Task requirements
Go through the listing below and list every line with "является".

========

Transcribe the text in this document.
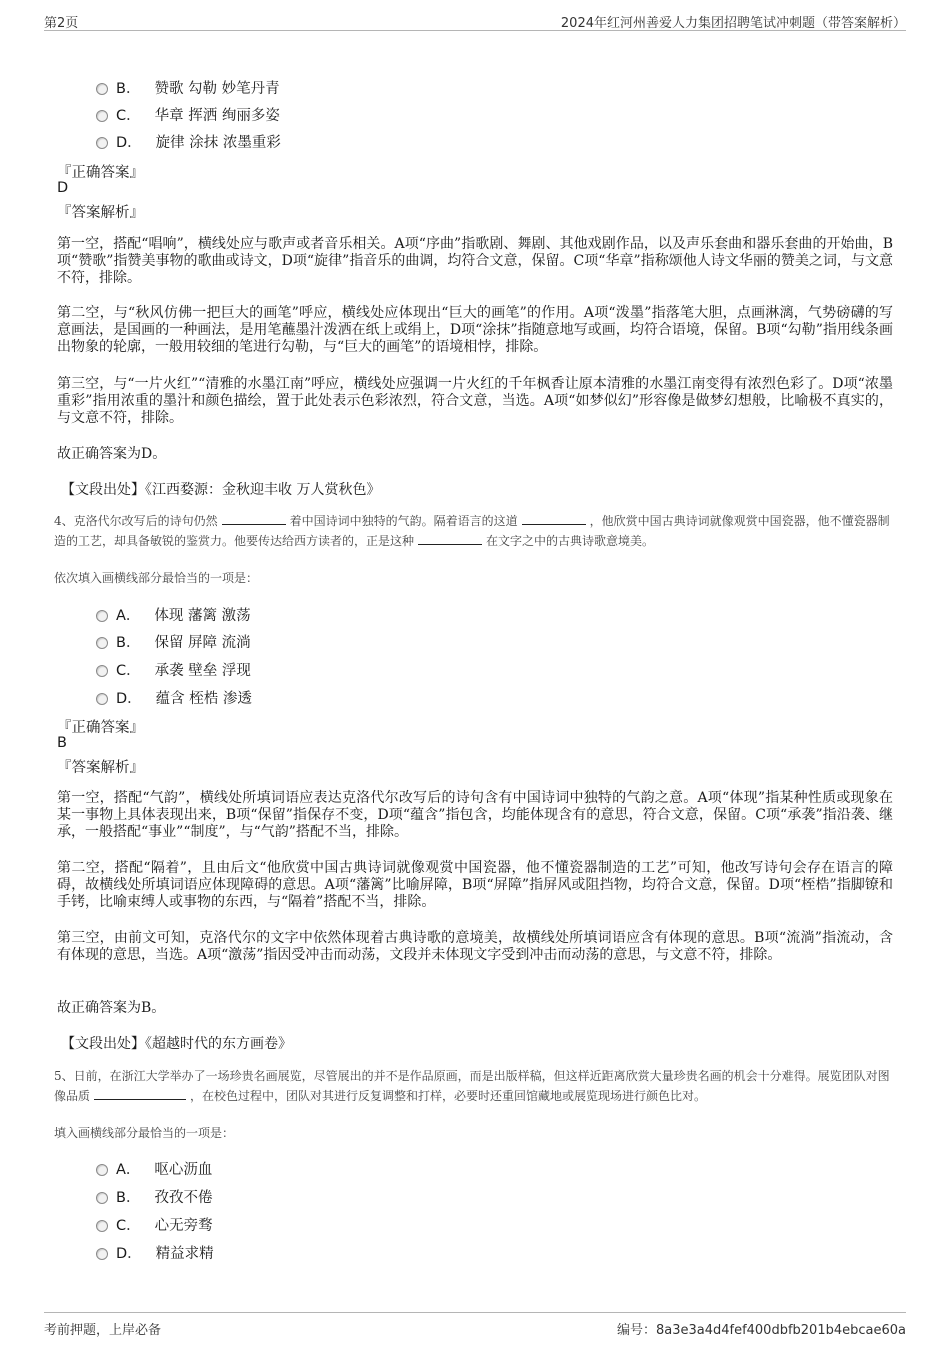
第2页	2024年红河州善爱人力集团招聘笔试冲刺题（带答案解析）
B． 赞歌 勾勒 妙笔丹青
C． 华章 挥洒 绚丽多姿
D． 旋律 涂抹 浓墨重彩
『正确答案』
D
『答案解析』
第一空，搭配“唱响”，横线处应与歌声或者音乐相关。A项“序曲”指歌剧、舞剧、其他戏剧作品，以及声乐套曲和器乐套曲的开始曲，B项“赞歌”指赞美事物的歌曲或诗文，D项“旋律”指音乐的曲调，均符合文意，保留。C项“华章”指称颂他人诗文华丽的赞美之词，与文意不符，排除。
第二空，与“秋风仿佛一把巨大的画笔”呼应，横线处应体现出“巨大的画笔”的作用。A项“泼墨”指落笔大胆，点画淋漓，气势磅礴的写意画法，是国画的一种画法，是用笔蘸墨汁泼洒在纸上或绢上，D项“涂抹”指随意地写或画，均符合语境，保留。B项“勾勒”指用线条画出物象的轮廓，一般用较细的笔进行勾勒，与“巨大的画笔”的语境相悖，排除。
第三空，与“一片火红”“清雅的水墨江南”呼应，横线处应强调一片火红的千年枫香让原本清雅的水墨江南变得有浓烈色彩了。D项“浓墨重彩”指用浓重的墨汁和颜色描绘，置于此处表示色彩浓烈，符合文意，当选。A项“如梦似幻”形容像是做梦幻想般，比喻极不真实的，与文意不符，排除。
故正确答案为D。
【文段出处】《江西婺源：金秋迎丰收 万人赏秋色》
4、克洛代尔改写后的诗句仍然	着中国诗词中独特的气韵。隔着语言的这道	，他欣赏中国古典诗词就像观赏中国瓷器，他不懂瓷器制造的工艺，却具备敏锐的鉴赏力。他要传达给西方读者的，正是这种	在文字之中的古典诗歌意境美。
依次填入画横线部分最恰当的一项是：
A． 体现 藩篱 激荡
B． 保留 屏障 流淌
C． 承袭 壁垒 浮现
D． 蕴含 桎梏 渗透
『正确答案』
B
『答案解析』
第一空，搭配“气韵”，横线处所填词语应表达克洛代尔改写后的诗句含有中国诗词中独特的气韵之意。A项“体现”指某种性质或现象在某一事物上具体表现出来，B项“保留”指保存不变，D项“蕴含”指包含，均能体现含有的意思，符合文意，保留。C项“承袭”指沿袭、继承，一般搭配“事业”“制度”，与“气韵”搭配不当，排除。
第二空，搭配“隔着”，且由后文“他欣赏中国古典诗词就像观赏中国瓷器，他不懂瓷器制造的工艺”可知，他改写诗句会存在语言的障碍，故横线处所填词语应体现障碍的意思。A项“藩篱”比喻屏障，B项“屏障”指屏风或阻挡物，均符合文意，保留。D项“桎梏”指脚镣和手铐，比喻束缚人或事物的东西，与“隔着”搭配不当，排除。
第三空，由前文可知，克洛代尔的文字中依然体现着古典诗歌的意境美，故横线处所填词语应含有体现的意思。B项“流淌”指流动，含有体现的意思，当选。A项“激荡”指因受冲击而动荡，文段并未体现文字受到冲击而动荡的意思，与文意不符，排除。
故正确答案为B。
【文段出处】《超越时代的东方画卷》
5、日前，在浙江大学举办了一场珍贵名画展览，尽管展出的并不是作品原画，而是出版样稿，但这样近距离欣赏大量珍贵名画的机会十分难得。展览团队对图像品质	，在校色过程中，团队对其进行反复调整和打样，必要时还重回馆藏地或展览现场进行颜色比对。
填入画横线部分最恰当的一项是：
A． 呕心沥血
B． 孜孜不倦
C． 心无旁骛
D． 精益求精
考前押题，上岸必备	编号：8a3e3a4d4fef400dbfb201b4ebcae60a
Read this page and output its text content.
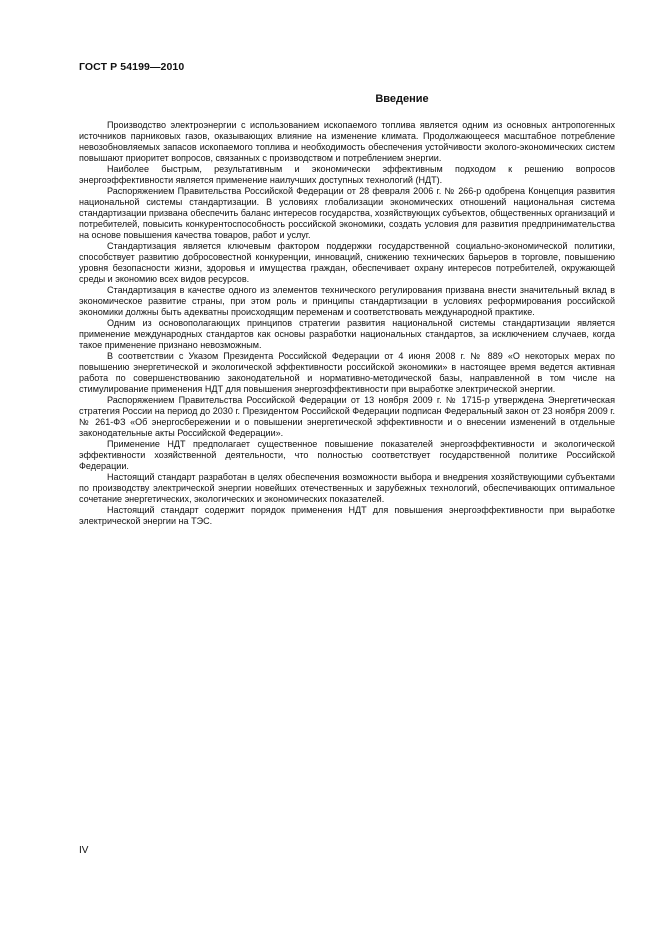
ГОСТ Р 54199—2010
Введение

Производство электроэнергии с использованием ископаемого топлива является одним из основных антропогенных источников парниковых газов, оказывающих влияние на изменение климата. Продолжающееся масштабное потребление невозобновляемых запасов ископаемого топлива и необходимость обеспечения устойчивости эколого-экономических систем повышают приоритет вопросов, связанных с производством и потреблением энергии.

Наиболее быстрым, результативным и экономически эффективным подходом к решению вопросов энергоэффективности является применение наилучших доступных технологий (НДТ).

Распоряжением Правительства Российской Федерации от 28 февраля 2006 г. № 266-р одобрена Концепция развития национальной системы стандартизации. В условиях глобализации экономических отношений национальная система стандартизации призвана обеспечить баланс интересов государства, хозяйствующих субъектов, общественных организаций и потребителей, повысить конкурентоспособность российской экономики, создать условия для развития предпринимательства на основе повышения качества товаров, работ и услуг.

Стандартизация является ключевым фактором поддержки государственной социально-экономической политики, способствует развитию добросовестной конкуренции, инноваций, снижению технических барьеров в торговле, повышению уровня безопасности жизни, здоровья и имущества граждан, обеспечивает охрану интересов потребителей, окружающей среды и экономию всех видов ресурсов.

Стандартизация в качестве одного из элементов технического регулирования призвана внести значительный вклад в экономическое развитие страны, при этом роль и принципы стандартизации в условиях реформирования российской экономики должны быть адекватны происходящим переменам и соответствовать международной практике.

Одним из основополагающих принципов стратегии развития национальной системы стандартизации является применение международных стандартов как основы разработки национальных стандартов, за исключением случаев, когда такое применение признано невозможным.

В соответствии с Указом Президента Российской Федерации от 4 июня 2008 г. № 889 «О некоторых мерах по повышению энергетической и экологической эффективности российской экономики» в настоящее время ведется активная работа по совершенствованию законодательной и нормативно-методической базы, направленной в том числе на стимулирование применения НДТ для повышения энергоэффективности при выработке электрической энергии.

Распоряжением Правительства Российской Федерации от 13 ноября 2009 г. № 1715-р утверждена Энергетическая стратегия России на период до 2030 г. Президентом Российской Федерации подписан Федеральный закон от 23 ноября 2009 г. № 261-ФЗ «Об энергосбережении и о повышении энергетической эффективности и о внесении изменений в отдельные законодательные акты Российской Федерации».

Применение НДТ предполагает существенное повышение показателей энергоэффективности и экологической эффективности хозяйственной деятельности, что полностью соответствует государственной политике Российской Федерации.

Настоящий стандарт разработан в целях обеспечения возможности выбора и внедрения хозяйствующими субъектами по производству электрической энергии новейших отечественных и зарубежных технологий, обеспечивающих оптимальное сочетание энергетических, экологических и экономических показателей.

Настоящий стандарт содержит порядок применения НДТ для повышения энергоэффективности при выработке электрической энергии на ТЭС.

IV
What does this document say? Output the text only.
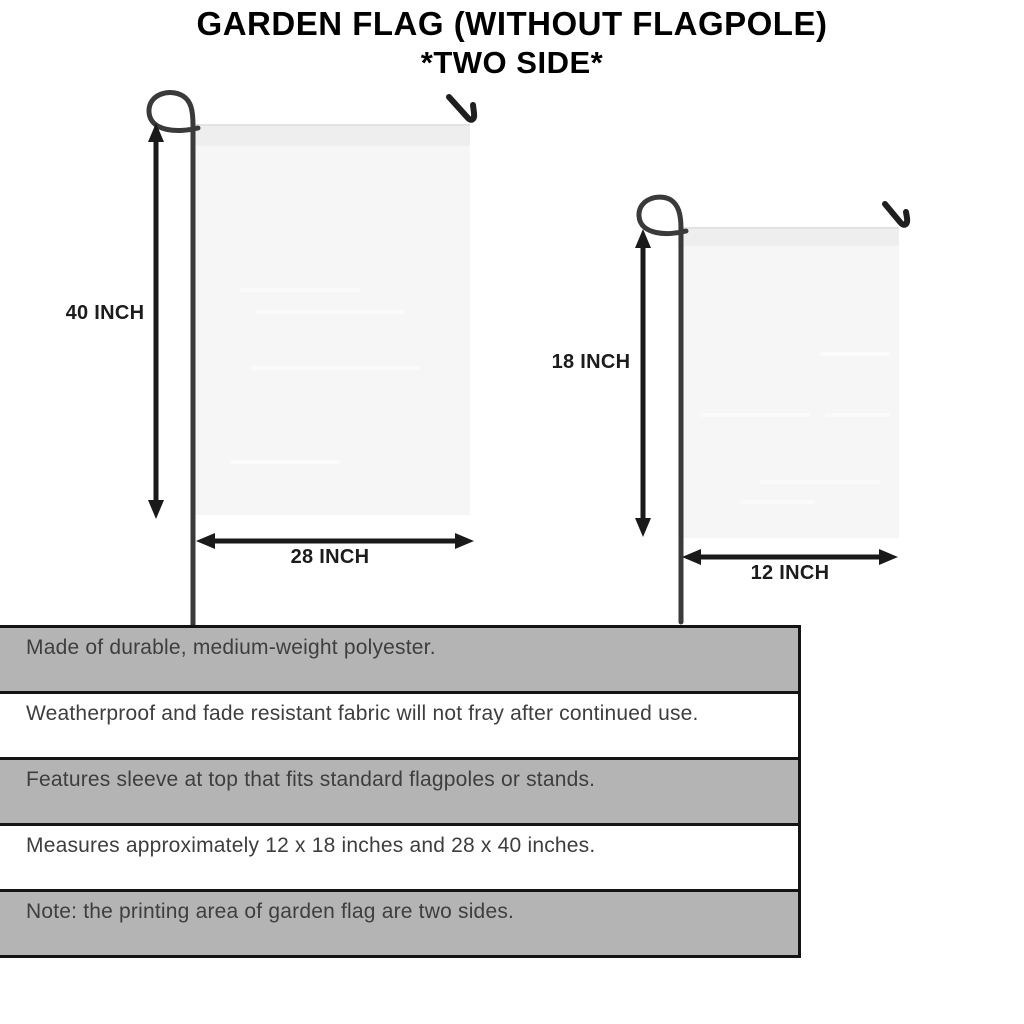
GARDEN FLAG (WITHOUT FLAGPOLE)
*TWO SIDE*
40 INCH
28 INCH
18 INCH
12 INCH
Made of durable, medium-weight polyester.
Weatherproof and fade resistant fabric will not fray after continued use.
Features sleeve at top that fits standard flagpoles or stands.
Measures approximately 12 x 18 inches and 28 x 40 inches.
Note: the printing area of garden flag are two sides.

========

Right answer
Производство электроэнергии с использованием ископаемого топлива является одним из основных антропогенных источников парниковых газов, оказывающих влияние на изменение климата. Продолжающееся масштабное потребление невозобновляемых запасов ископаемого топлива и необходимость обеспечения устойчивости эколого-экономических систем повышают приоритет вопросов, связанных с производством и потреблением энергии.
Наиболее быстрым, результативным и экономически эффективным подходом к решению вопросов энергоэффективности является применение наилучших доступных технологий (НДТ).
Стандартизация является ключевым фактором поддержки государственной социально-экономической политики, способствует развитию добросовестной конкуренции, инноваций, снижению технических барьеров в торговле, повышению уровня безопасности жизни, здоровья и имущества граждан, обеспечивает охрану интересов потребителей, окружающей среды и экономию всех видов ресурсов.
Одним из основополагающих принципов стратегии развития национальной системы стандартизации является применение международных стандартов как основы разработки национальных стандартов, за исключением случаев, когда такое применение признано невозможным.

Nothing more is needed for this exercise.